* begin Material to process *

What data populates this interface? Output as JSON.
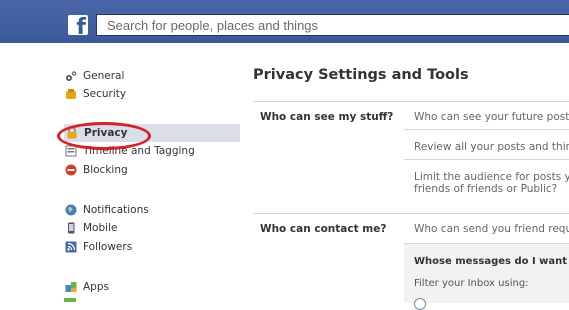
{
  "topbar": {
    "logo": "f",
    "search_placeholder": "Search for people, places and things"
  },
  "sidebar": {
    "items": [
      {
        "label": "General",
        "icon": "gears-icon"
      },
      {
        "label": "Security",
        "icon": "badge-icon"
      },
      {
        "label": "Privacy",
        "icon": "lock-icon"
      },
      {
        "label": "Timeline and Tagging",
        "icon": "timeline-icon"
      },
      {
        "label": "Blocking",
        "icon": "block-icon"
      },
      {
        "label": "Notifications",
        "icon": "globe-icon"
      },
      {
        "label": "Mobile",
        "icon": "phone-icon"
      },
      {
        "label": "Followers",
        "icon": "rss-icon"
      },
      {
        "label": "Apps",
        "icon": "apps-icon"
      }
    ]
  },
  "main": {
    "title": "Privacy Settings and Tools",
    "sections": [
      {
        "label": "Who can see my stuff?",
        "options": [
          "Who can see your future posts?",
          "Review all your posts and things",
          "Limit the audience for posts you",
          "friends of friends or Public?"
        ]
      },
      {
        "label": "Who can contact me?",
        "options": [
          "Who can send you friend reques"
        ]
      }
    ],
    "messages_box": {
      "title": "Whose messages do I want filt",
      "text": "Filter your Inbox using:"
    }
  },
  "colors": {
    "topbar": "#3b5998",
    "active_item": "#d8dfea",
    "annotation_circle": "#d61f26"
  }
}
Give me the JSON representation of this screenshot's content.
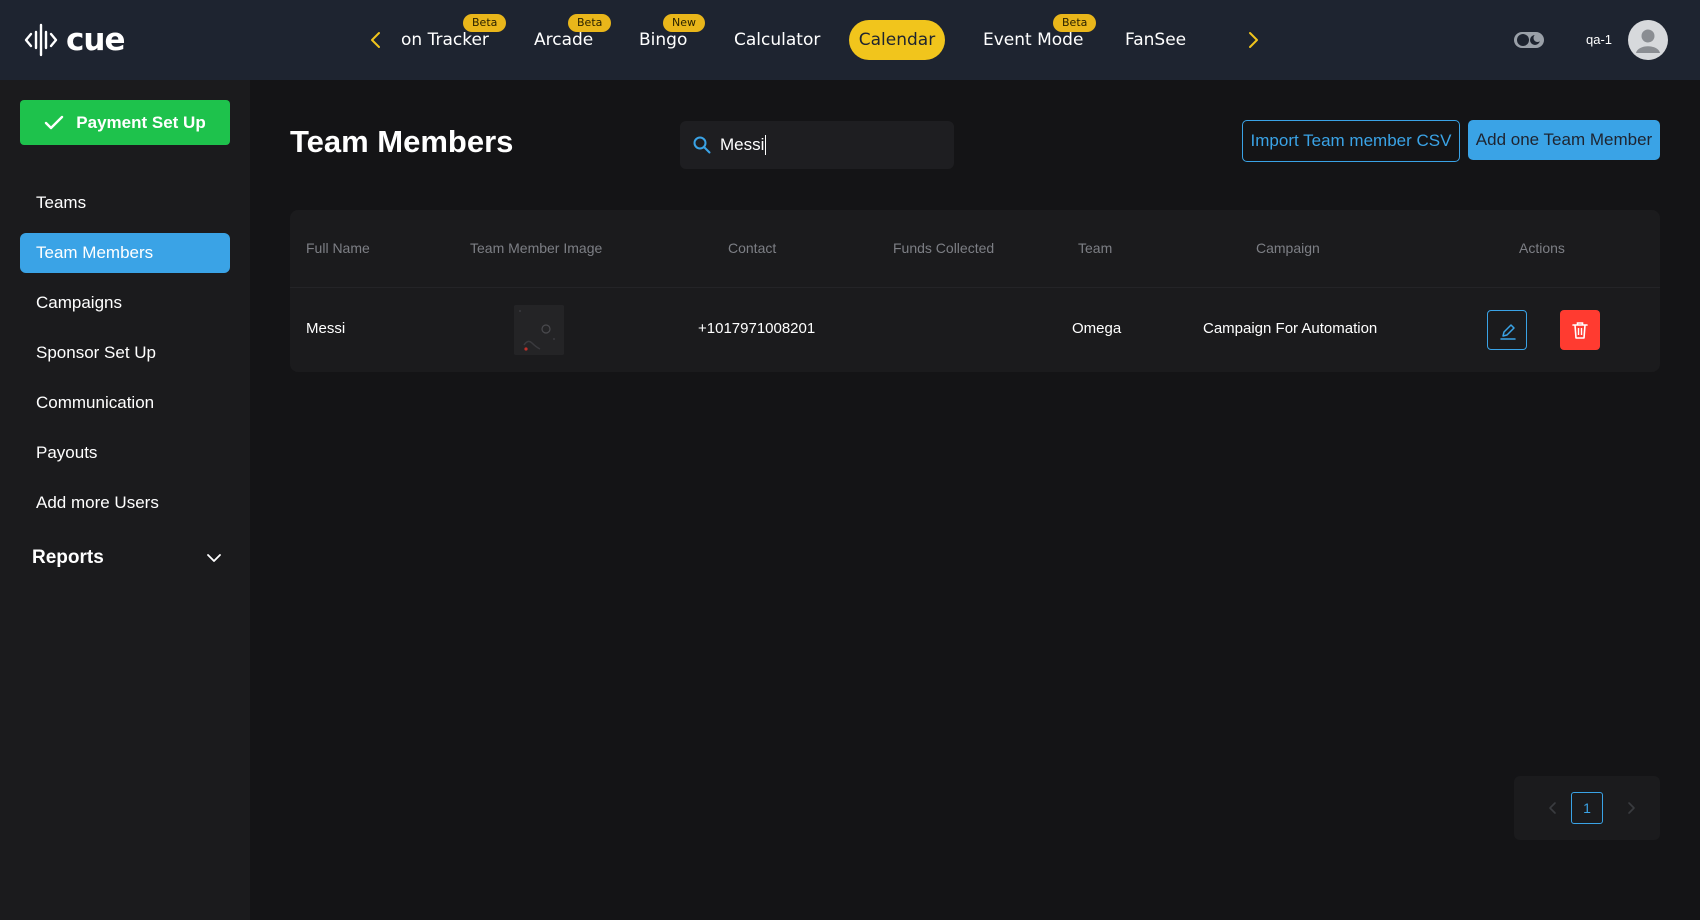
{
  "app": {
    "logo_text": "cue"
  },
  "topnav": {
    "items": [
      {
        "label": "on Tracker",
        "badge": "Beta"
      },
      {
        "label": "Arcade",
        "badge": "Beta"
      },
      {
        "label": "Bingo",
        "badge": "New"
      },
      {
        "label": "Calculator",
        "badge": ""
      },
      {
        "label": "Calendar",
        "badge": "",
        "active": true
      },
      {
        "label": "Event Mode",
        "badge": "Beta"
      },
      {
        "label": "FanSee",
        "badge": ""
      }
    ],
    "user": "qa-1"
  },
  "sidebar": {
    "payment_button": "Payment Set Up",
    "items": [
      {
        "label": "Teams"
      },
      {
        "label": "Team Members",
        "active": true
      },
      {
        "label": "Campaigns"
      },
      {
        "label": "Sponsor Set Up"
      },
      {
        "label": "Communication"
      },
      {
        "label": "Payouts"
      },
      {
        "label": "Add more Users"
      }
    ],
    "reports_label": "Reports"
  },
  "main": {
    "title": "Team Members",
    "search": {
      "value": "Messi",
      "placeholder": ""
    },
    "import_button": "Import Team member CSV",
    "add_button": "Add one Team Member"
  },
  "table": {
    "columns": [
      "Full Name",
      "Team Member Image",
      "Contact",
      "Funds Collected",
      "Team",
      "Campaign",
      "Actions"
    ],
    "rows": [
      {
        "full_name": "Messi",
        "contact": "+1017971008201",
        "funds_collected": "",
        "team": "Omega",
        "campaign": "Campaign For Automation"
      }
    ]
  },
  "pagination": {
    "current_page": "1"
  },
  "colors": {
    "accent_blue": "#3aa3e6",
    "active_yellow": "#f1c51c",
    "success_green": "#1ec24c",
    "danger_red": "#ff3b30",
    "topbar_bg": "#1e2430",
    "page_bg": "#141416"
  },
  "icons": [
    "logo-mark-icon",
    "chevron-left-icon",
    "chevron-right-icon",
    "theme-toggle-icon",
    "user-avatar-icon",
    "checkmark-icon",
    "chevron-down-icon",
    "search-icon",
    "edit-icon",
    "trash-icon"
  ]
}
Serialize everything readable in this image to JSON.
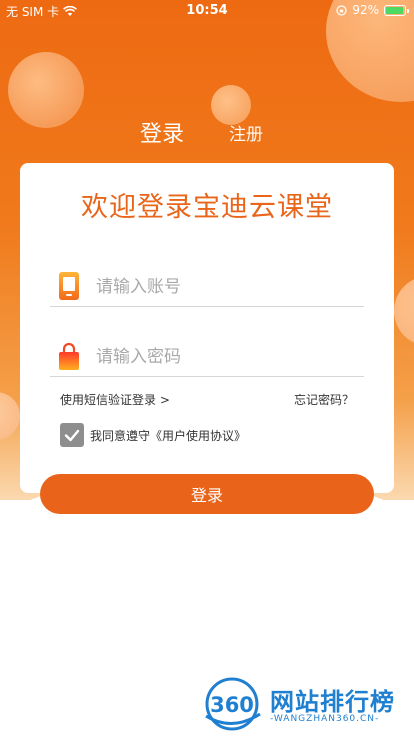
{
  "status_bar": {
    "carrier": "无 SIM 卡",
    "time": "10:54",
    "battery": "92%",
    "battery_level": 0.92
  },
  "tabs": {
    "login": "登录",
    "register": "注册"
  },
  "card": {
    "title": "欢迎登录宝迪云课堂",
    "account_placeholder": "请输入账号",
    "password_placeholder": "请输入密码",
    "sms_login": "使用短信验证登录 >",
    "forgot_password": "忘记密码？",
    "agree_text": "我同意遵守《用户使用协议》",
    "agree_checked": true
  },
  "login_button": "登录",
  "watermark": {
    "logo": "360",
    "title": "网站排行榜",
    "subtitle": "-WANGZHAN360.CN-"
  },
  "colors": {
    "accent": "#e9631a",
    "title": "#e8651a",
    "checkbox": "#8e8e8e",
    "watermark": "#1f7fd1"
  }
}
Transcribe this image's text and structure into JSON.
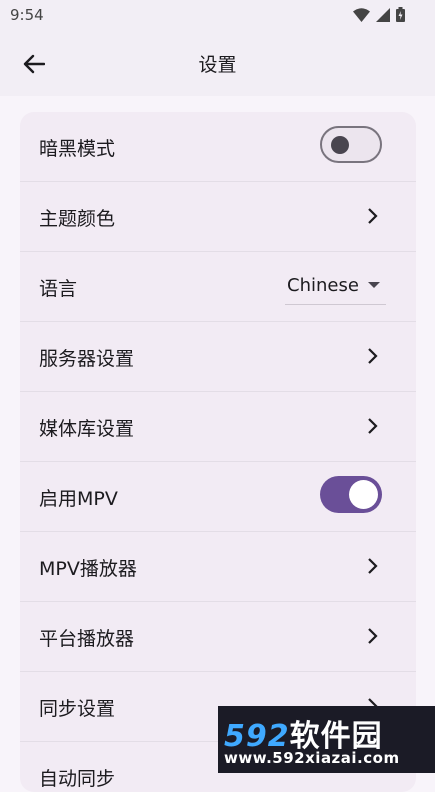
{
  "status_bar": {
    "time": "9:54",
    "icons": [
      "wifi-icon",
      "signal-icon",
      "battery-icon"
    ]
  },
  "app_bar": {
    "back_icon": "arrow-left-icon",
    "title": "设置"
  },
  "settings": {
    "dark_mode": {
      "label": "暗黑模式",
      "enabled": false
    },
    "theme_color": {
      "label": "主题颜色"
    },
    "language": {
      "label": "语言",
      "value": "Chinese"
    },
    "server_settings": {
      "label": "服务器设置"
    },
    "media_library": {
      "label": "媒体库设置"
    },
    "enable_mpv": {
      "label": "启用MPV",
      "enabled": true
    },
    "mpv_player": {
      "label": "MPV播放器"
    },
    "platform_player": {
      "label": "平台播放器"
    },
    "sync_settings": {
      "label": "同步设置"
    },
    "auto_sync": {
      "label": "自动同步"
    }
  },
  "watermark": {
    "logo_digits": "592",
    "logo_text": "软件园",
    "url": "www.592xiazai.com"
  },
  "colors": {
    "accent": "#6a4f98",
    "background": "#f8f4fa",
    "card": "#f2ebf4"
  }
}
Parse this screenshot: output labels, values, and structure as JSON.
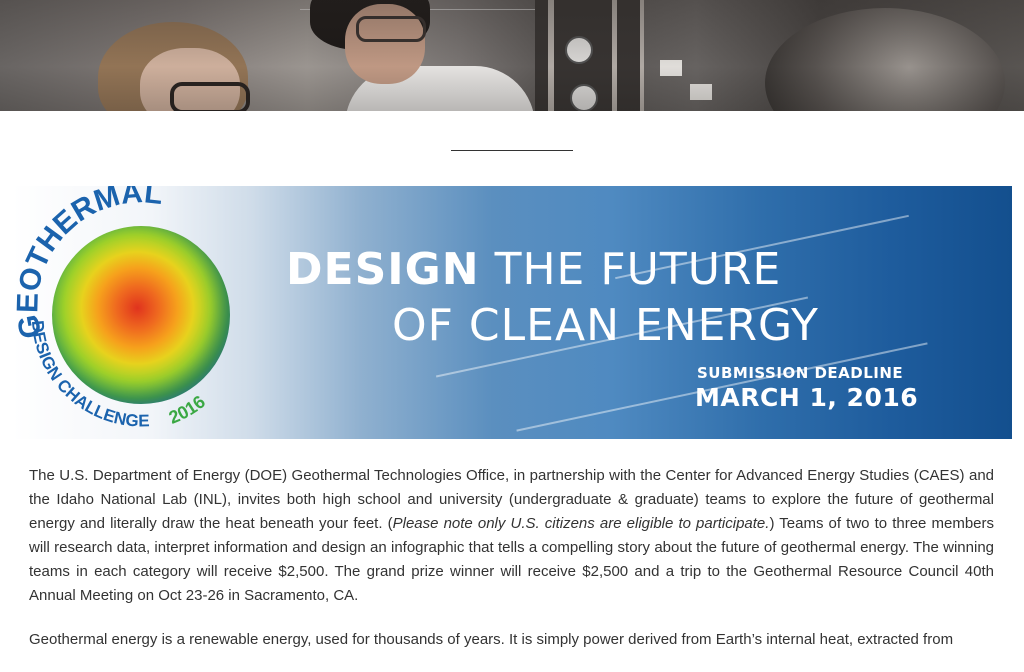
{
  "hero": {
    "image_description": "Two researchers wearing safety glasses working at lab equipment with gauges and pipes"
  },
  "banner": {
    "logo": {
      "arc_top": "GEOTHERMAL",
      "arc_bottom": "DESIGN CHALLENGE",
      "year": "2016"
    },
    "headline_bold": "DESIGN",
    "headline_rest": "THE FUTURE",
    "headline_line2": "OF CLEAN ENERGY",
    "deadline_label": "SUBMISSION DEADLINE",
    "deadline_date": "MARCH 1, 2016"
  },
  "content": {
    "p1_part1": "The U.S. Department of Energy (DOE) Geothermal Technologies Office, in partnership with the Center for Advanced Energy Studies (CAES) and the Idaho National Lab (INL), invites both high school and university (undergraduate & graduate) teams to explore the future of geothermal energy and literally draw the heat beneath your feet. (",
    "p1_italic": "Please note only U.S. citizens are eligible to participate.",
    "p1_part2": ") Teams of two to three members will research data, interpret information and design an infographic that tells a compelling story about the future of geothermal energy.  The winning teams in each category will receive $2,500.  The grand prize winner will receive $2,500 and a trip to the Geothermal Resource Council 40th Annual Meeting on Oct 23-26 in Sacramento, CA.",
    "p2": "Geothermal energy is a renewable energy, used for thousands of years.  It is simply power derived from Earth’s internal heat, extracted from"
  },
  "colors": {
    "banner_dark": "#134f8e",
    "text": "#333333",
    "logo_blue": "#1b63ad",
    "logo_green": "#3aa843"
  }
}
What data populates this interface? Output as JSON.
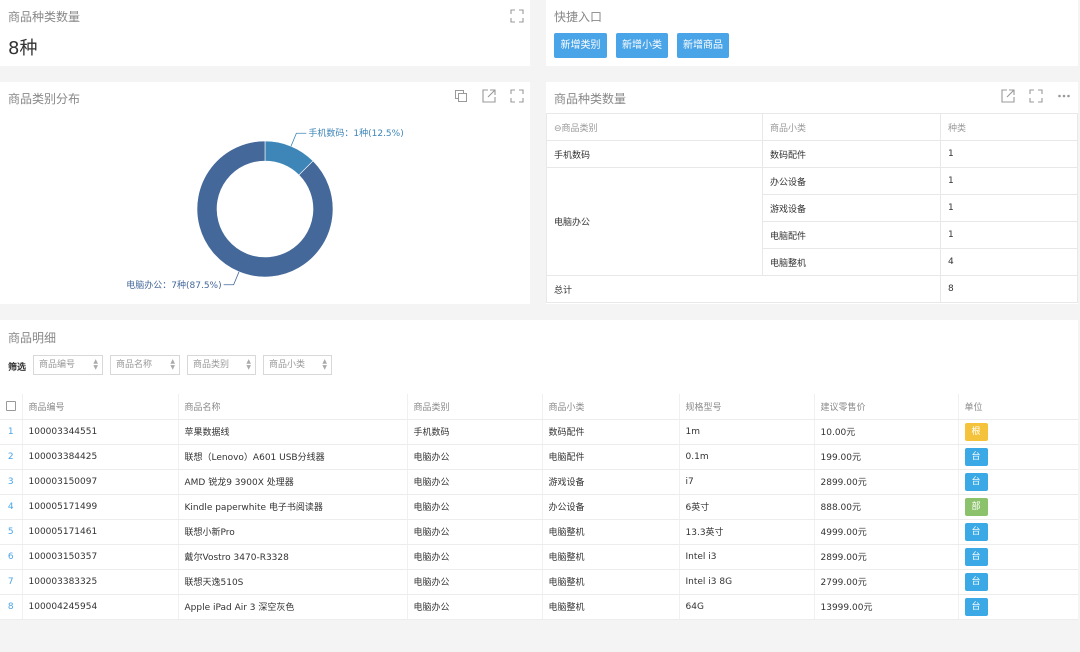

* end Material to process *

[Task objective]
Report only how many lines in the entries contain "Privacy".

[Result of this task]
2